> **Aim**:
Leaving out the pictures, please retype each record exactly.

Stored items
------------------------

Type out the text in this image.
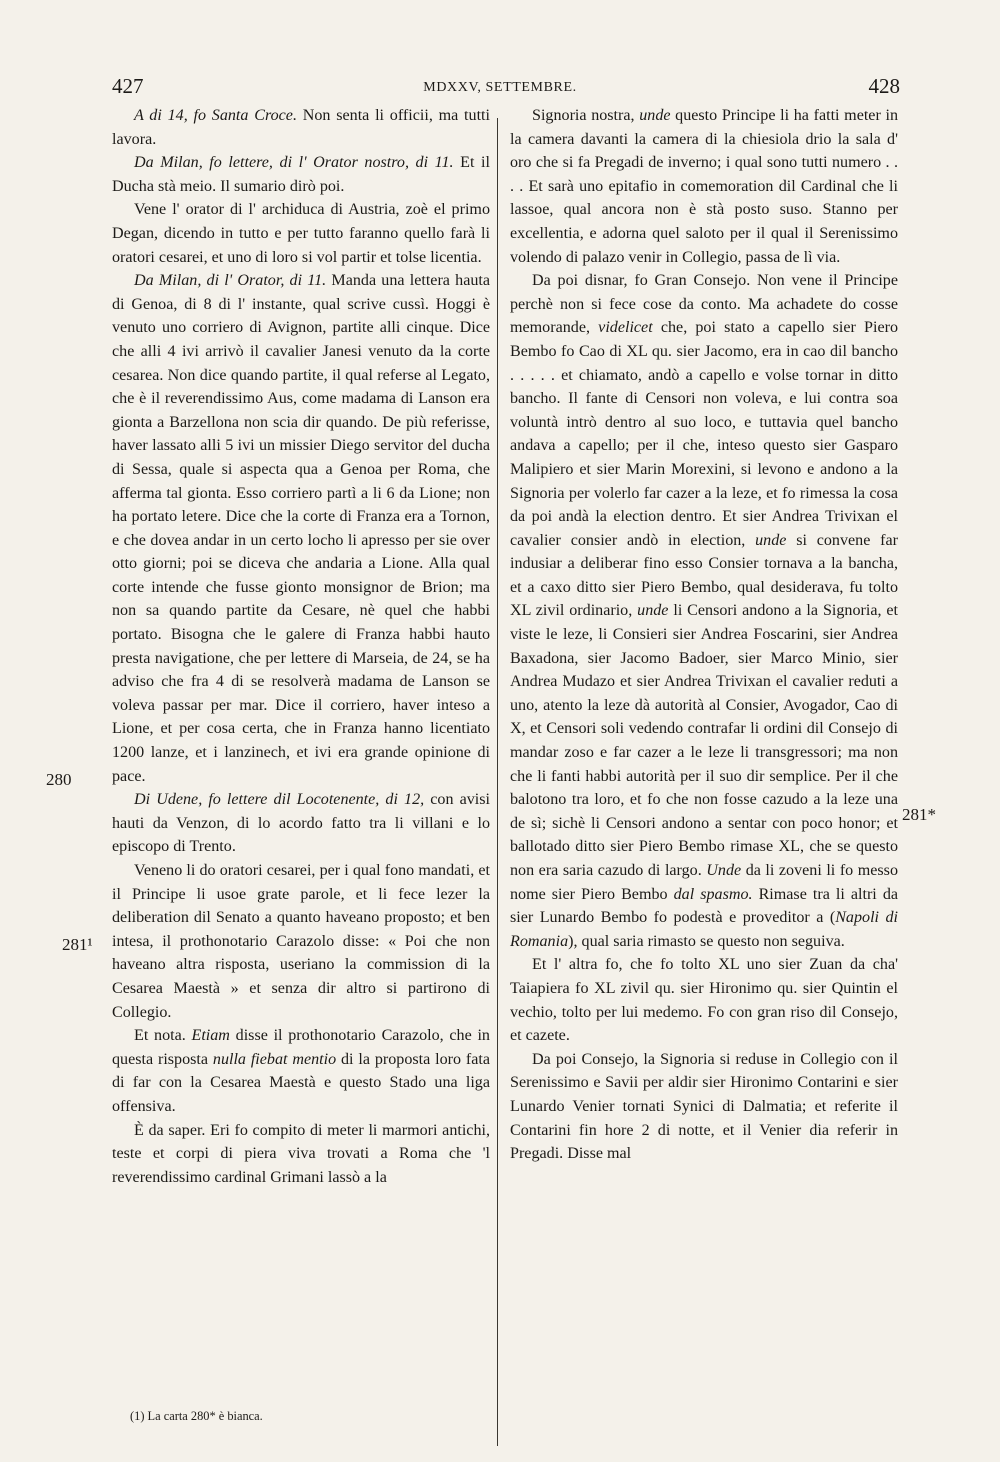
427	MDXXV, SETTEMBRE.	428

A di 14, fo Santa Croce. Non senta li officii, ma tutti lavora.

Da Milan, fo lettere, di l' Orator nostro, di 11. Et il Ducha stà meio. Il sumario dirò poi.

Vene l' orator di l' archiduca di Austria, zoè el primo Degan, dicendo in tutto e per tutto faranno quello farà li oratori cesarei, et uno di loro si vol partir et tolse licentia.

Da Milan, di l' Orator, di 11. Manda una lettera hauta di Genoa, di 8 di l' instante, qual scrive cussì. Hoggi è venuto uno corriero di Avignon, partite alli cinque. Dice che alli 4 ivi arrivò il cavalier Janesi venuto da la corte cesarea. Non dice quando partite, il qual referse al Legato, che è il reverendissimo Aus, come madama di Lanson era gionta a Barzellona non scia dir quando. De più referisse, haver lassato alli 5 ivi un missier Diego servitor del ducha di Sessa, quale si aspecta qua a Genoa per Roma, che afferma tal gionta. Esso corriero partì a li 6 da Lione; non ha portato letere. Dice che la corte di Franza era a Tornon, e che dovea andar in un certo locho li apresso per sie over otto giorni; poi se diceva che andaria a Lione. Alla qual corte intende che fusse gionto monsignor de Brion; ma non sa quando partite da Cesare, nè quel che habbi portato. Bisogna che le galere di Franza habbi hauto presta navigatione, che per lettere di Marseia, de 24, se ha adviso che fra 4 di se resolverà madama de Lanson se voleva passar per mar. Dice il corriero, haver inteso a Lione, et per cosa certa, che in Franza hanno licentiato 1200 lanze, et i lanzinech, et ivi era grande opinione di pace.

Di Udene, fo lettere dil Locotenente, di 12, con avisi hauti da Venzon, di lo acordo fatto tra li villani e lo episcopo di Trento.

Veneno li do oratori cesarei, per i qual fono mandati, et il Principe li usoe grate parole, et li fece lezer la deliberation dil Senato a quanto haveano proposto; et ben intesa, il prothonotario Carazolo disse: « Poi che non haveano altra risposta, useriano la commission di la Cesarea Maestà » et senza dir altro si partirono di Collegio.

Et nota. Etiam disse il prothonotario Carazolo, che in questa risposta nulla fiebat mentio di la proposta loro fata di far con la Cesarea Maestà e questo Stado una liga offensiva.

È da saper. Eri fo compito di meter li marmori antichi, teste et corpi di piera viva trovati a Roma che 'l reverendissimo cardinal Grimani lassò a la

Signoria nostra, unde questo Principe li ha fatti meter in la camera davanti la camera di la chiesiola drio la sala d' oro che si fa Pregadi de inverno; i qual sono tutti numero . . . . Et sarà uno epitafio in comemoration dil Cardinal che li lassoe, qual ancora non è stà posto suso. Stanno per excellentia, e adorna quel saloto per il qual il Serenissimo volendo di palazo venir in Collegio, passa de lì via.

Da poi disnar, fo Gran Consejo. Non vene il Principe perchè non si fece cose da conto. Ma achadete do cosse memorande, videlicet che, poi stato a capello sier Piero Bembo fo Cao di XL qu. sier Jacomo, era in cao dil bancho . . . . . et chiamato, andò a capello e volse tornar in ditto bancho. Il fante di Censori non voleva, e lui contra soa voluntà intrò dentro al suo loco, e tuttavia quel bancho andava a capello; per il che, inteso questo sier Gasparo Malipiero et sier Marin Morexini, si levono e andono a la Signoria per volerlo far cazer a la leze, et fo rimessa la cosa da poi andà la election dentro. Et sier Andrea Trivixan el cavalier consier andò in election, unde si convene far indusiar a deliberar fino esso Consier tornava a la bancha, et a caxo ditto sier Piero Bembo, qual desiderava, fu tolto XL zivil ordinario, unde li Censori andono a la Signoria, et viste le leze, li Consieri sier Andrea Foscarini, sier Andrea Baxadona, sier Jacomo Badoer, sier Marco Minio, sier Andrea Mudazo et sier Andrea Trivixan el cavalier reduti a uno, atento la leze dà autorità al Consier, Avogador, Cao di X, et Censori soli vedendo contrafar li ordini dil Consejo di mandar zoso e far cazer a le leze li transgressori; ma non che li fanti habbi autorità per il suo dir semplice. Per il che balotono tra loro, et fo che non fosse cazudo a la leze una de sì; sichè li Censori andono a sentar con poco honor; et ballotado ditto sier Piero Bembo rimase XL, che se questo non era saria cazudo di largo. Unde da li zoveni li fo messo nome sier Piero Bembo dal spasmo. Rimase tra li altri da sier Lunardo Bembo fo podestà e proveditor a (Napoli di Romania), qual saria rimasto se questo non seguiva.

Et l' altra fo, che fo tolto XL uno sier Zuan da cha' Taiapiera fo XL zivil qu. sier Hironimo qu. sier Quintin el vechio, tolto per lui medemo. Fo con gran riso dil Consejo, et cazete.

Da poi Consejo, la Signoria si reduse in Collegio con il Serenissimo e Savii per aldir sier Hironimo Contarini e sier Lunardo Venier tornati Synici di Dalmatia; et referite il Contarini fin hore 2 di notte, et il Venier dia referir in Pregadi. Disse mal

280
281¹
281*
(1) La carta 280* è bianca.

------------------------

> **Solution to this exercise**:
Type out the text in this image.
427	MDXXV, SETTEMBRE.	428

A di 14, fo Santa Croce. Non senta li officii, ma tutti lavora.

Da Milan, fo lettere, di l' Orator nostro, di 11. Et il Ducha stà meio. Il sumario dirò poi.

Vene l' orator di l' archiduca di Austria, zoè el primo Degan, dicendo in tutto e per tutto faranno quello farà li oratori cesarei, et uno di loro si vol partir et tolse licentia.

Da Milan, di l' Orator, di 11. Manda una lettera hauta di Genoa, di 8 di l' instante, qual scrive cussì. Hoggi è venuto uno corriero di Avignon, partite alli cinque. Dice che alli 4 ivi arrivò il cavalier Janesi venuto da la corte cesarea. Non dice quando partite, il qual referse al Legato, che è il reverendissimo Aus, come madama di Lanson era gionta a Barzellona non scia dir quando. De più referisse, haver lassato alli 5 ivi un missier Diego servitor del ducha di Sessa, quale si aspecta qua a Genoa per Roma, che afferma tal gionta. Esso corriero partì a li 6 da Lione; non ha portato letere. Dice che la corte di Franza era a Tornon, e che dovea andar in un certo locho li apresso per sie over otto giorni; poi se diceva che andaria a Lione. Alla qual corte intende che fusse gionto monsignor de Brion; ma non sa quando partite da Cesare, nè quel che habbi portato. Bisogna che le galere di Franza habbi hauto presta navigatione, che per lettere di Marseia, de 24, se ha adviso che fra 4 di se resolverà madama de Lanson se voleva passar per mar. Dice il corriero, haver inteso a Lione, et per cosa certa, che in Franza hanno licentiato 1200 lanze, et i lanzinech, et ivi era grande opinione di pace.

Di Udene, fo lettere dil Locotenente, di 12, con avisi hauti da Venzon, di lo acordo fatto tra li villani e lo episcopo di Trento.

Veneno li do oratori cesarei, per i qual fono mandati, et il Principe li usoe grate parole, et li fece lezer la deliberation dil Senato a quanto haveano proposto; et ben intesa, il prothonotario Carazolo disse: « Poi che non haveano altra risposta, useriano la commission di la Cesarea Maestà » et senza dir altro si partirono di Collegio.

Et nota. Etiam disse il prothonotario Carazolo, che in questa risposta nulla fiebat mentio di la proposta loro fata di far con la Cesarea Maestà e questo Stado una liga offensiva.

È da saper. Eri fo compito di meter li marmori antichi, teste et corpi di piera viva trovati a Roma che 'l reverendissimo cardinal Grimani lassò a la

Signoria nostra, unde questo Principe li ha fatti meter in la camera davanti la camera di la chiesiola drio la sala d' oro che si fa Pregadi de inverno; i qual sono tutti numero . . . . Et sarà uno epitafio in comemoration dil Cardinal che li lassoe, qual ancora non è stà posto suso. Stanno per excellentia, e adorna quel saloto per il qual il Serenissimo volendo di palazo venir in Collegio, passa de lì via.

Da poi disnar, fo Gran Consejo. Non vene il Principe perchè non si fece cose da conto. Ma achadete do cosse memorande, videlicet che, poi stato a capello sier Piero Bembo fo Cao di XL qu. sier Jacomo, era in cao dil bancho . . . . . et chiamato, andò a capello e volse tornar in ditto bancho. Il fante di Censori non voleva, e lui contra soa voluntà intrò dentro al suo loco, e tuttavia quel bancho andava a capello; per il che, inteso questo sier Gasparo Malipiero et sier Marin Morexini, si levono e andono a la Signoria per volerlo far cazer a la leze, et fo rimessa la cosa da poi andà la election dentro. Et sier Andrea Trivixan el cavalier consier andò in election, unde si convene far indusiar a deliberar fino esso Consier tornava a la bancha, et a caxo ditto sier Piero Bembo, qual desiderava, fu tolto XL zivil ordinario, unde li Censori andono a la Signoria, et viste le leze, li Consieri sier Andrea Foscarini, sier Andrea Baxadona, sier Jacomo Badoer, sier Marco Minio, sier Andrea Mudazo et sier Andrea Trivixan el cavalier reduti a uno, atento la leze dà autorità al Consier, Avogador, Cao di X, et Censori soli vedendo contrafar li ordini dil Consejo di mandar zoso e far cazer a le leze li transgressori; ma non che li fanti habbi autorità per il suo dir semplice. Per il che balotono tra loro, et fo che non fosse cazudo a la leze una de sì; sichè li Censori andono a sentar con poco honor; et ballotado ditto sier Piero Bembo rimase XL, che se questo non era saria cazudo di largo. Unde da li zoveni li fo messo nome sier Piero Bembo dal spasmo. Rimase tra li altri da sier Lunardo Bembo fo podestà e proveditor a (Napoli di Romania), qual saria rimasto se questo non seguiva.

Et l' altra fo, che fo tolto XL uno sier Zuan da cha' Taiapiera fo XL zivil qu. sier Hironimo qu. sier Quintin el vechio, tolto per lui medemo. Fo con gran riso dil Consejo, et cazete.

Da poi Consejo, la Signoria si reduse in Collegio con il Serenissimo e Savii per aldir sier Hironimo Contarini e sier Lunardo Venier tornati Synici di Dalmatia; et referite il Contarini fin hore 2 di notte, et il Venier dia referir in Pregadi. Disse mal

280
281¹
281*
(1) La carta 280* è bianca.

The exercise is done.